**Given problem:**
Collect from the data below each line with "Maart".

# Start of Exercise material

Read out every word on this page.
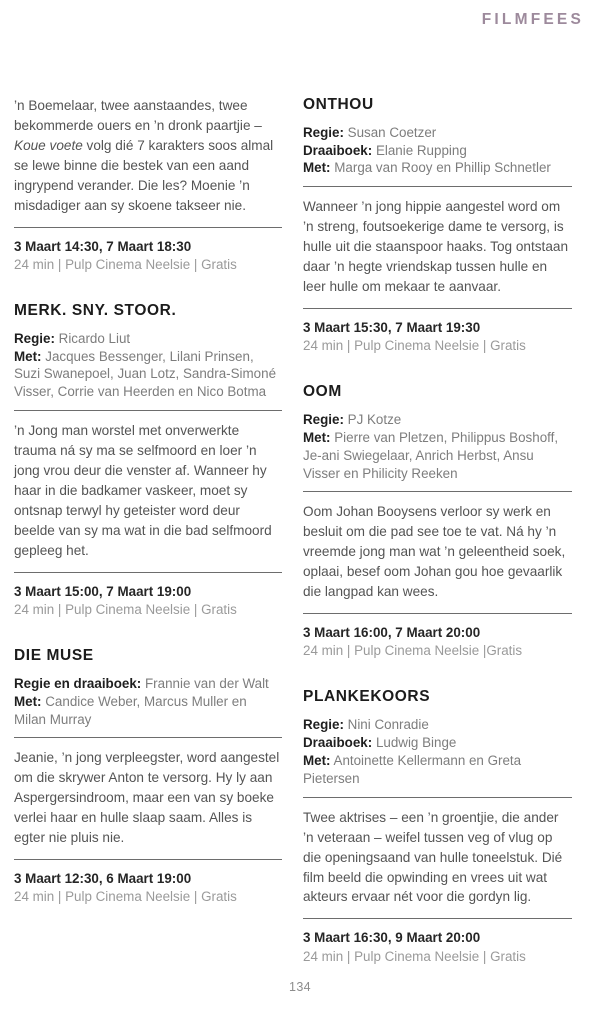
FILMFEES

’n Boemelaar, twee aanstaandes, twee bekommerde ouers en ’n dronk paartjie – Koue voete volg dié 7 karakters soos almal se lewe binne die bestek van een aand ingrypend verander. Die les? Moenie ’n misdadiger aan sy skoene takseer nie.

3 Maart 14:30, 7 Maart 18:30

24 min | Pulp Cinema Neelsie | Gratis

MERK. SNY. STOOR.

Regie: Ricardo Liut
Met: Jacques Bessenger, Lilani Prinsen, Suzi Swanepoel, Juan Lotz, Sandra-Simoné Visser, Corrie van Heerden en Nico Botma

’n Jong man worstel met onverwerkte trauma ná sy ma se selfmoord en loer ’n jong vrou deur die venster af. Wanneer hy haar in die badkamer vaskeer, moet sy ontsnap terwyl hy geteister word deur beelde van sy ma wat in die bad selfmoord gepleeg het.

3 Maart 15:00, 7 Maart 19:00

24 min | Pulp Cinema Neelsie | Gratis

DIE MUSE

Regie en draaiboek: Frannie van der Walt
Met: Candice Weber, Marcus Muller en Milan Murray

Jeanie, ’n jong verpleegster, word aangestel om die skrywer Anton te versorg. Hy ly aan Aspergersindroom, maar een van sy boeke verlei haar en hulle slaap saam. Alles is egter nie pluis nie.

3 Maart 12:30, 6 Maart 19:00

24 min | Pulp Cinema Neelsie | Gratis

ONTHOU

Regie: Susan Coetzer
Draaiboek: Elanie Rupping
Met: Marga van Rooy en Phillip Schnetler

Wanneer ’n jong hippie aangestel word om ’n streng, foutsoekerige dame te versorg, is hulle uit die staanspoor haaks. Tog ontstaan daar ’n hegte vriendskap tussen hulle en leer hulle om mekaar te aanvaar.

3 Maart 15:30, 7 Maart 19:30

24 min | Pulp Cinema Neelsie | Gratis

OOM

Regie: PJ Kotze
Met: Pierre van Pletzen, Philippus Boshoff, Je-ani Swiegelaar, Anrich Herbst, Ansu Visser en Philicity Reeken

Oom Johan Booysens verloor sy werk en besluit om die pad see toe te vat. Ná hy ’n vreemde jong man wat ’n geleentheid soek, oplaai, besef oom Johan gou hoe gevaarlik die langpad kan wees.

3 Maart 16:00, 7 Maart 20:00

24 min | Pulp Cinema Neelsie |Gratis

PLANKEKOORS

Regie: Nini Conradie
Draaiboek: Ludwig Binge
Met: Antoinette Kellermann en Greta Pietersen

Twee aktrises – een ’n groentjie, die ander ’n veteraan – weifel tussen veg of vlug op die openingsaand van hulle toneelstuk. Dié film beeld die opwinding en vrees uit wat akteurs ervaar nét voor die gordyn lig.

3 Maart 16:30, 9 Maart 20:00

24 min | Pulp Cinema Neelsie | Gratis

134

# End of Exercise material
# Start of Exercise material

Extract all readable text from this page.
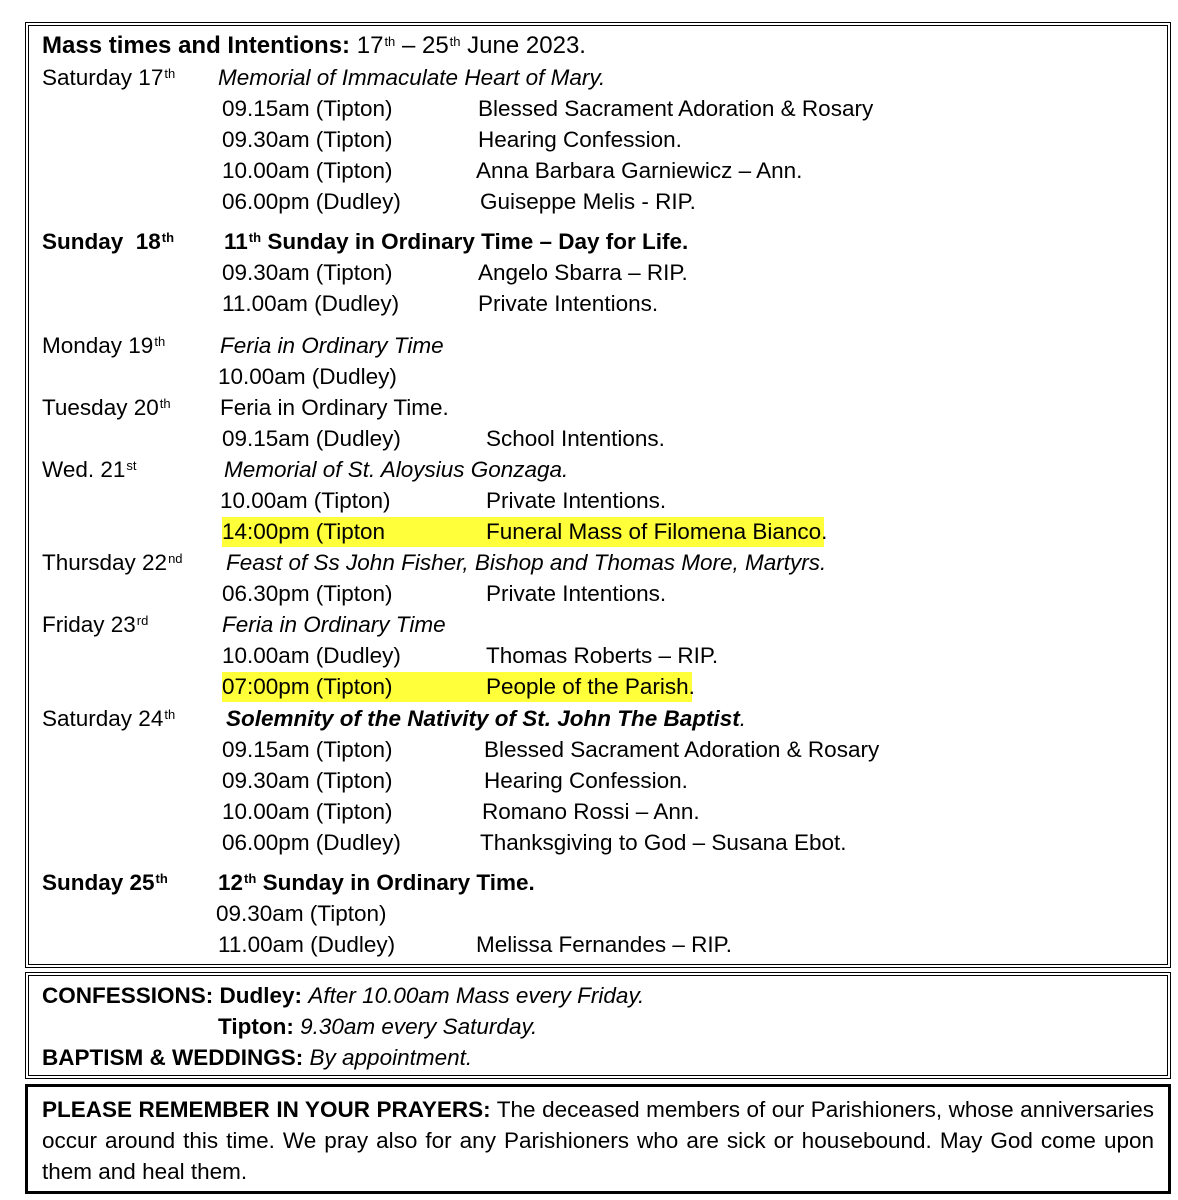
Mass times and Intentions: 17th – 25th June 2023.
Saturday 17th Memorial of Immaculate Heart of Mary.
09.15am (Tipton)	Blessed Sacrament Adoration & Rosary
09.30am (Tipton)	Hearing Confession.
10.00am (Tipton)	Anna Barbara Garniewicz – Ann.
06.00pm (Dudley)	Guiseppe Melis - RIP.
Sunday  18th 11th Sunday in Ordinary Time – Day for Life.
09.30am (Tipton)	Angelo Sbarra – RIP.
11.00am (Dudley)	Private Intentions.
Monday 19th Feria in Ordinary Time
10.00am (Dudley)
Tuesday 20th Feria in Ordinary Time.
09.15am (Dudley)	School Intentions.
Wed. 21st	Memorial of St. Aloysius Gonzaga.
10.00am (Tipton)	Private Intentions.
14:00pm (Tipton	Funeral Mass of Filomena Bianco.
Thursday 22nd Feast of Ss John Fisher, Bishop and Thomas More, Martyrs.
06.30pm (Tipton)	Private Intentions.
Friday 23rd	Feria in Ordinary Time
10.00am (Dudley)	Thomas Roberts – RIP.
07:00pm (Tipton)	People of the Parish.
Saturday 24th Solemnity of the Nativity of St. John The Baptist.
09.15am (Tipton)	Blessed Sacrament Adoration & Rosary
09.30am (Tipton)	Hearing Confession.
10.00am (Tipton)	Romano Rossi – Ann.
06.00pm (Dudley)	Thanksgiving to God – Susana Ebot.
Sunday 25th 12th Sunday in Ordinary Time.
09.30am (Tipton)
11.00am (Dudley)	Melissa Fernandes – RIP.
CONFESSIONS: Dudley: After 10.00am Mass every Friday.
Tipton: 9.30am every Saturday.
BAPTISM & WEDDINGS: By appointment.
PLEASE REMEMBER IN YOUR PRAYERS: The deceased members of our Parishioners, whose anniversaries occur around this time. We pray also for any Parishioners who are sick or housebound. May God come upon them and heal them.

# End of Exercise material
# Start of Exercise material

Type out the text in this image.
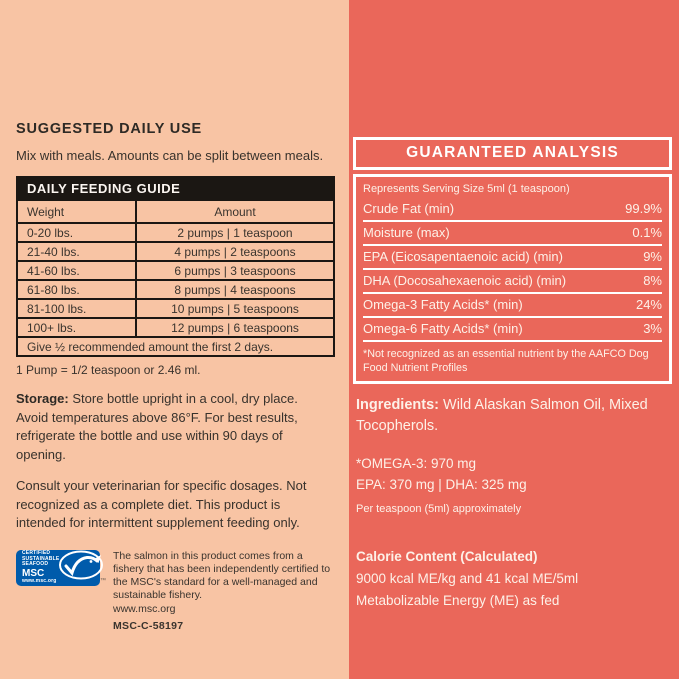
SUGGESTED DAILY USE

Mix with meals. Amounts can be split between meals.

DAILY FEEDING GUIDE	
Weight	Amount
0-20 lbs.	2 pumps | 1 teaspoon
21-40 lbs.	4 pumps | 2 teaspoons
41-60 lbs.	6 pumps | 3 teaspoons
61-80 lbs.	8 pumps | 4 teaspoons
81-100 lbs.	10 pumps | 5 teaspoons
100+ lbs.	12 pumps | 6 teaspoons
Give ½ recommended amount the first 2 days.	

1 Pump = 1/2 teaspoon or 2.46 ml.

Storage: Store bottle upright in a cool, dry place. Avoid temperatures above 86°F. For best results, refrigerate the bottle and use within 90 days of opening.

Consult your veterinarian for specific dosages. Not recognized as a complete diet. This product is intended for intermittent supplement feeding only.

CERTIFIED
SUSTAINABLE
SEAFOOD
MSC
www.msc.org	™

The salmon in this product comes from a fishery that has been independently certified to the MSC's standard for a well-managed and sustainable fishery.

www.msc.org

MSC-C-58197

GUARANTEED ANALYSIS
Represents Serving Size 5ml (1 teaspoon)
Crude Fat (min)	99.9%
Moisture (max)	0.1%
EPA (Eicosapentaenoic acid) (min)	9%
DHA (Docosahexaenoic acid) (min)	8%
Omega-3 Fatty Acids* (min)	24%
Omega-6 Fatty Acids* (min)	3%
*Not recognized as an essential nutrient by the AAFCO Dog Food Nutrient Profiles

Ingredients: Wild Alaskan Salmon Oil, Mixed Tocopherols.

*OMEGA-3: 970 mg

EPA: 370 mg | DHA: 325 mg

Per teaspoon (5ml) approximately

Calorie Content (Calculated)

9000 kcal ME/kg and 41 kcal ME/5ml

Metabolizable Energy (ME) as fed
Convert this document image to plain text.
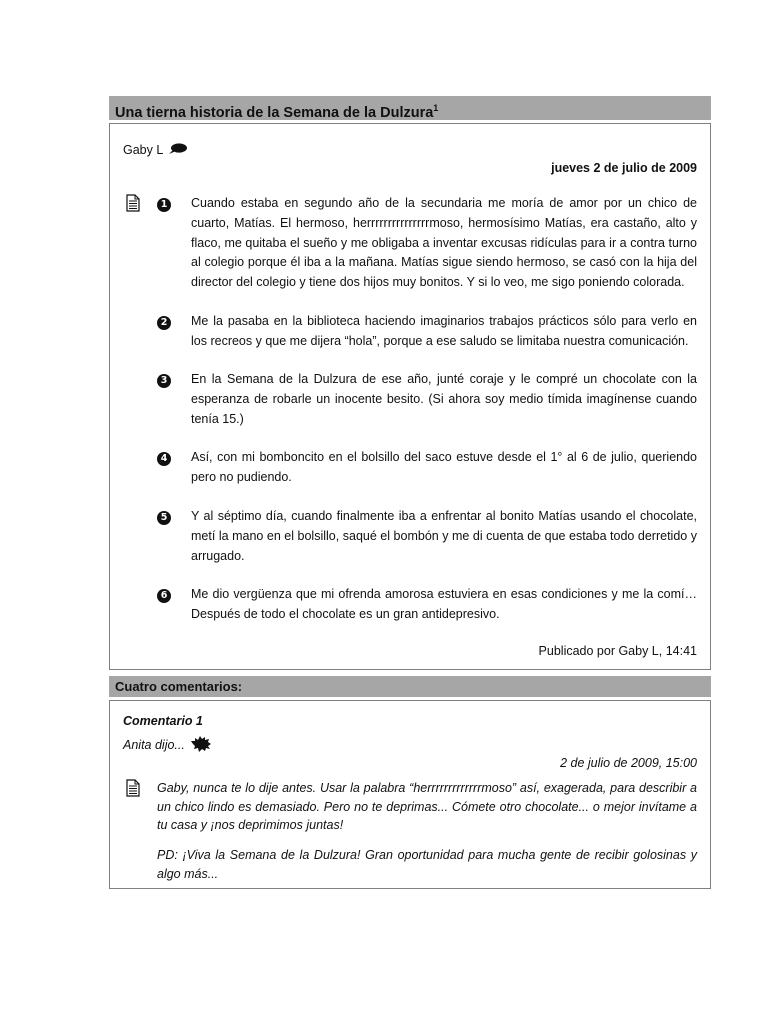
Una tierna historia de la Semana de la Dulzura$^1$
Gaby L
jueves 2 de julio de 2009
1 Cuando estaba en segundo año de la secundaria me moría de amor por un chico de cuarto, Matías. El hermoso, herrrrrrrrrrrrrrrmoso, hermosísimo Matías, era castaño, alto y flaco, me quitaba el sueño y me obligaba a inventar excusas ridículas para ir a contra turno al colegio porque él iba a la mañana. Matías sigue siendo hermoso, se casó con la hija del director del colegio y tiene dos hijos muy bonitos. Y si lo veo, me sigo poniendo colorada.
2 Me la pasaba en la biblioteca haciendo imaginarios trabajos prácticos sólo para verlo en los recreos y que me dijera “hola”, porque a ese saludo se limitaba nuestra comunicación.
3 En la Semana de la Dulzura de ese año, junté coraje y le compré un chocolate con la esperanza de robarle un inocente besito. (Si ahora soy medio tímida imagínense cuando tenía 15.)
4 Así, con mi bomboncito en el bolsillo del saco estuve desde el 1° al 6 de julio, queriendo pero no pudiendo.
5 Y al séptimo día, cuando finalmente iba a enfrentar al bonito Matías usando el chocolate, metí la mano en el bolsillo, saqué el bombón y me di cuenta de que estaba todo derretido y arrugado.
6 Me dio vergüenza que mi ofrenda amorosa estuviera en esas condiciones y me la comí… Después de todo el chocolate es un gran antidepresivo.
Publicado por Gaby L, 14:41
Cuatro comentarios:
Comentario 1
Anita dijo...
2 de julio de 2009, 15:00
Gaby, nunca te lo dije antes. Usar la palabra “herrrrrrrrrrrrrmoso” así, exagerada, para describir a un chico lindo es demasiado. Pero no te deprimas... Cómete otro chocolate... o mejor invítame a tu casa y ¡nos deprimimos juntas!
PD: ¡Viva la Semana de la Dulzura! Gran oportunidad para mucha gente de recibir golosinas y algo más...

# End of Exercise material

**Exercise response:**
3 Maart 14:30, 7 Maart 18:30
3 Maart 15:00, 7 Maart 19:00
3 Maart 12:30, 6 Maart 19:00
3 Maart 15:30, 7 Maart 19:30
3 Maart 16:00, 7 Maart 20:00
3 Maart 16:30, 9 Maart 20:00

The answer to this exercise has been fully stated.